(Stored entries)
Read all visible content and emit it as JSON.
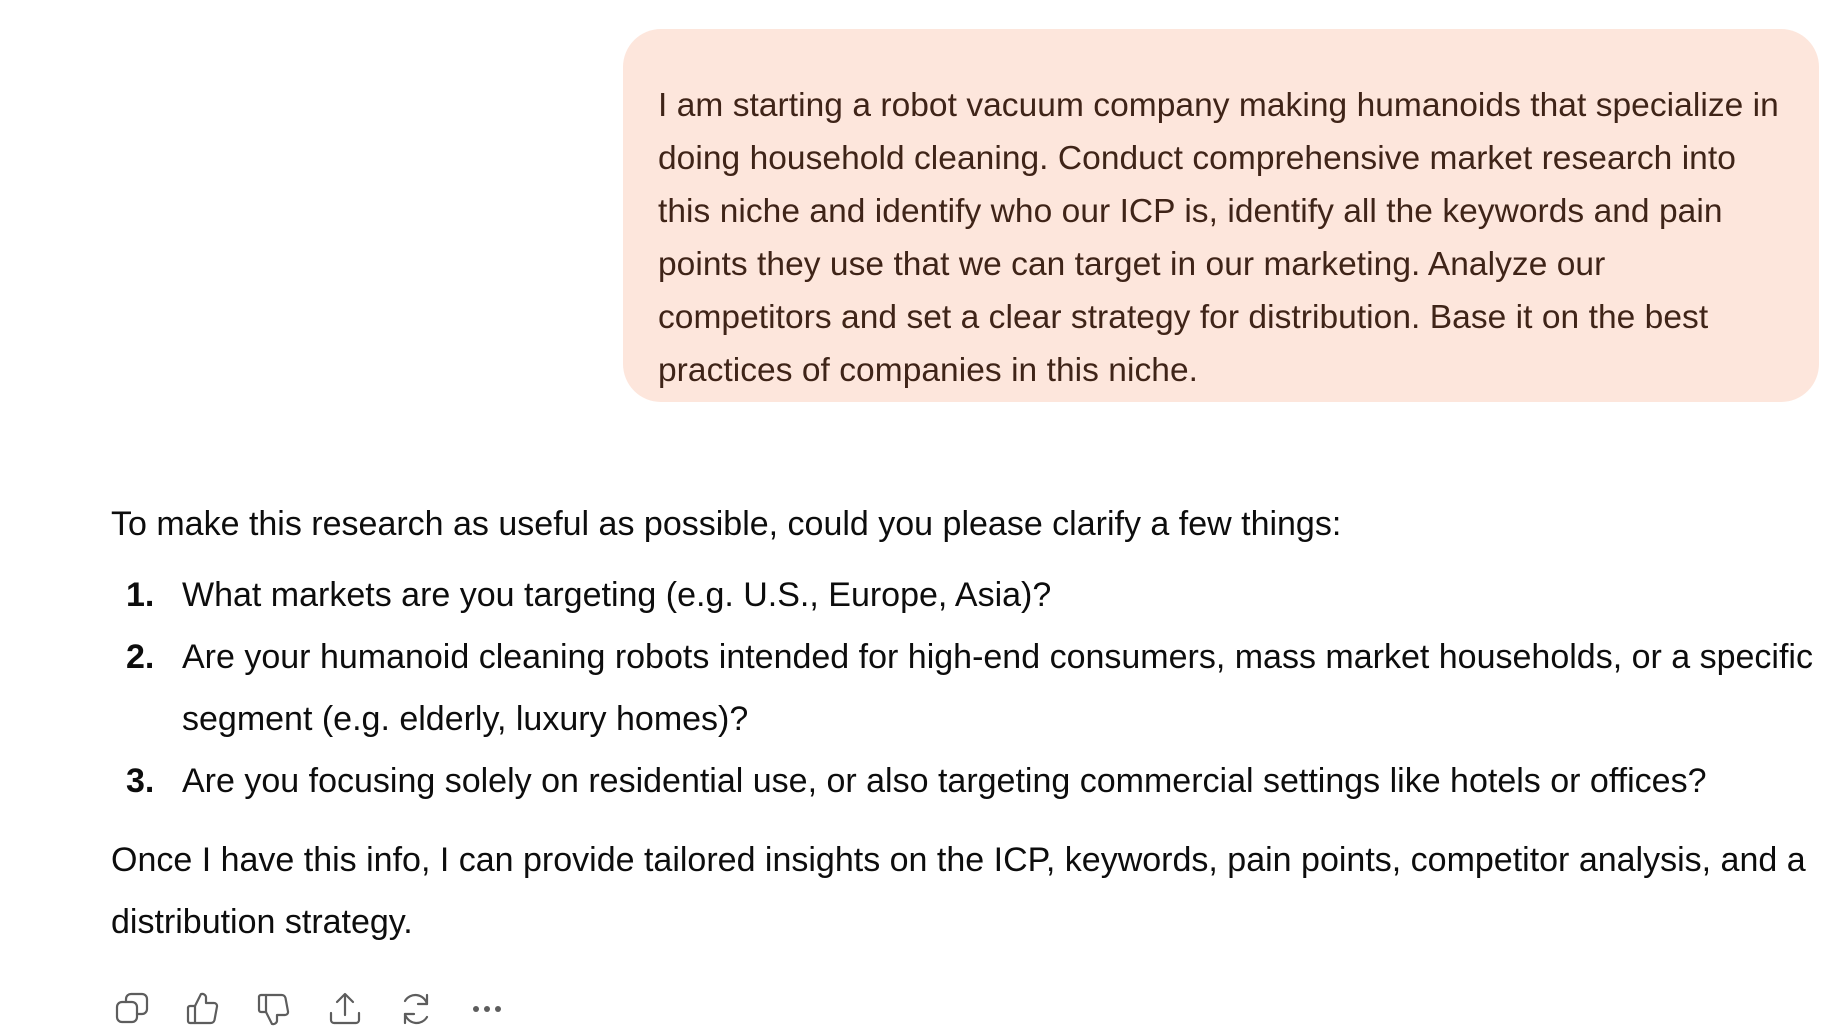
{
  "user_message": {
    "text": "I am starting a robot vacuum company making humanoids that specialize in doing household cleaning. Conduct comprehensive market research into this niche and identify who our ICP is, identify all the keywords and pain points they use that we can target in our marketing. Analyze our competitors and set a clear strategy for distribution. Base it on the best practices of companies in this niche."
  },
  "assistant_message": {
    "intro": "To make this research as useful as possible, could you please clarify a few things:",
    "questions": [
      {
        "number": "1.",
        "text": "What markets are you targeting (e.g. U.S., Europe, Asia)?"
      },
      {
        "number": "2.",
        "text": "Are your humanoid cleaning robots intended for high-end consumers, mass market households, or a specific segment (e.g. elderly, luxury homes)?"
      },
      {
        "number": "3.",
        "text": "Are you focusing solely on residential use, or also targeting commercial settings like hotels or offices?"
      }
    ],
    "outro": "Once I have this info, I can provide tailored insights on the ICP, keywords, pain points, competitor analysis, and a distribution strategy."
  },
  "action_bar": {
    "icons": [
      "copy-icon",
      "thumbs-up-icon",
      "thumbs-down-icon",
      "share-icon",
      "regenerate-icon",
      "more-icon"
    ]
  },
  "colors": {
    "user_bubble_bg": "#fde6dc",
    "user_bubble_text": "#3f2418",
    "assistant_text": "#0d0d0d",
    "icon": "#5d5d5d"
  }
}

- The exercise
Using the entries above, return each line in which the word "targeting" occurs.

- Solution
        "text": "What markets are you targeting (e.g. U.S., Europe, Asia)?"
        "text": "Are you focusing solely on residential use, or also targeting commercial settings like hotels or offices?"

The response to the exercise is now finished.